■ Given task
Retype each line exactly. Skip images.

■ Given information
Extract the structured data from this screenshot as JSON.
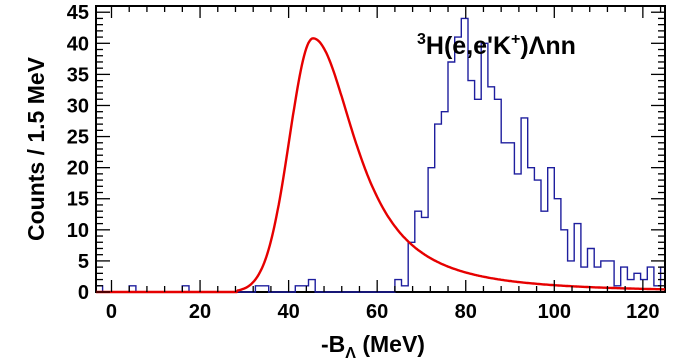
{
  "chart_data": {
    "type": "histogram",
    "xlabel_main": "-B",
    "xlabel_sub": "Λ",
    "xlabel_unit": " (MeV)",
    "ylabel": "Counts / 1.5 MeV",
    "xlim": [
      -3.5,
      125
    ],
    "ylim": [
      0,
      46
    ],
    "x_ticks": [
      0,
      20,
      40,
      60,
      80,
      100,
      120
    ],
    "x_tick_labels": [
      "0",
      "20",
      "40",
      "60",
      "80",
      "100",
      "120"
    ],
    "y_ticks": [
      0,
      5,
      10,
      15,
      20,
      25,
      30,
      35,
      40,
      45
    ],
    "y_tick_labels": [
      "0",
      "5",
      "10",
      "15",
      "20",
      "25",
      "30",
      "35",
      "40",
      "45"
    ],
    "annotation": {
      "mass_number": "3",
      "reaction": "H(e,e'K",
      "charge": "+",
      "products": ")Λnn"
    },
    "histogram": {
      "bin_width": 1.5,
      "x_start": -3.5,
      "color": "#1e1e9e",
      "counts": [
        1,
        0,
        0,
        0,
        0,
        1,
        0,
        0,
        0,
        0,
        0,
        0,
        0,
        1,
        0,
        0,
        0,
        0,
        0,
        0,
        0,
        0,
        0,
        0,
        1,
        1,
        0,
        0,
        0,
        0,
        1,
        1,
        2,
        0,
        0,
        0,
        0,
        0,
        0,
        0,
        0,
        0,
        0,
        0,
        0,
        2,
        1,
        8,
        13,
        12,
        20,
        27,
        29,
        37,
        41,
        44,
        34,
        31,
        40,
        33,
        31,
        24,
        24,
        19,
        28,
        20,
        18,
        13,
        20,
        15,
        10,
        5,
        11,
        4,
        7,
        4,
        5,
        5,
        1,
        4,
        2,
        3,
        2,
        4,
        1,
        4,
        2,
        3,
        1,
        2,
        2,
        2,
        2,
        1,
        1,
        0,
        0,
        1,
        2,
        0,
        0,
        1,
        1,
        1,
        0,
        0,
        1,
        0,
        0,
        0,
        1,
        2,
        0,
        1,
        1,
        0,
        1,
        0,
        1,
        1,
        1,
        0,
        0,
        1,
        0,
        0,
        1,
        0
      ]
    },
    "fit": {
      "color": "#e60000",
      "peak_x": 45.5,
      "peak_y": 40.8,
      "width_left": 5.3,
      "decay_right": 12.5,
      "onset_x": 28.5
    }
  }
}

■ Solution
Extract the structured data from this screenshot as JSON.
{
  "chart_data": {
    "type": "histogram",
    "xlabel_main": "-B",
    "xlabel_sub": "Λ",
    "xlabel_unit": " (MeV)",
    "ylabel": "Counts / 1.5 MeV",
    "xlim": [
      -3.5,
      125
    ],
    "ylim": [
      0,
      46
    ],
    "x_ticks": [
      0,
      20,
      40,
      60,
      80,
      100,
      120
    ],
    "x_tick_labels": [
      "0",
      "20",
      "40",
      "60",
      "80",
      "100",
      "120"
    ],
    "y_ticks": [
      0,
      5,
      10,
      15,
      20,
      25,
      30,
      35,
      40,
      45
    ],
    "y_tick_labels": [
      "0",
      "5",
      "10",
      "15",
      "20",
      "25",
      "30",
      "35",
      "40",
      "45"
    ],
    "annotation": {
      "mass_number": "3",
      "reaction": "H(e,e'K",
      "charge": "+",
      "products": ")Λnn"
    },
    "histogram": {
      "bin_width": 1.5,
      "x_start": -3.5,
      "color": "#1e1e9e",
      "counts": [
        1,
        0,
        0,
        0,
        0,
        1,
        0,
        0,
        0,
        0,
        0,
        0,
        0,
        1,
        0,
        0,
        0,
        0,
        0,
        0,
        0,
        0,
        0,
        0,
        1,
        1,
        0,
        0,
        0,
        0,
        1,
        1,
        2,
        0,
        0,
        0,
        0,
        0,
        0,
        0,
        0,
        0,
        0,
        0,
        0,
        2,
        1,
        8,
        13,
        12,
        20,
        27,
        29,
        37,
        41,
        44,
        34,
        31,
        40,
        33,
        31,
        24,
        24,
        19,
        28,
        20,
        18,
        13,
        20,
        15,
        10,
        5,
        11,
        4,
        7,
        4,
        5,
        5,
        1,
        4,
        2,
        3,
        2,
        4,
        1,
        4,
        2,
        3,
        1,
        2,
        2,
        2,
        2,
        1,
        1,
        0,
        0,
        1,
        2,
        0,
        0,
        1,
        1,
        1,
        0,
        0,
        1,
        0,
        0,
        0,
        1,
        2,
        0,
        1,
        1,
        0,
        1,
        0,
        1,
        1,
        1,
        0,
        0,
        1,
        0,
        0,
        1,
        0
      ]
    },
    "fit": {
      "color": "#e60000",
      "peak_x": 45.5,
      "peak_y": 40.8,
      "width_left": 5.3,
      "decay_right": 12.5,
      "onset_x": 28.5
    }
  }
}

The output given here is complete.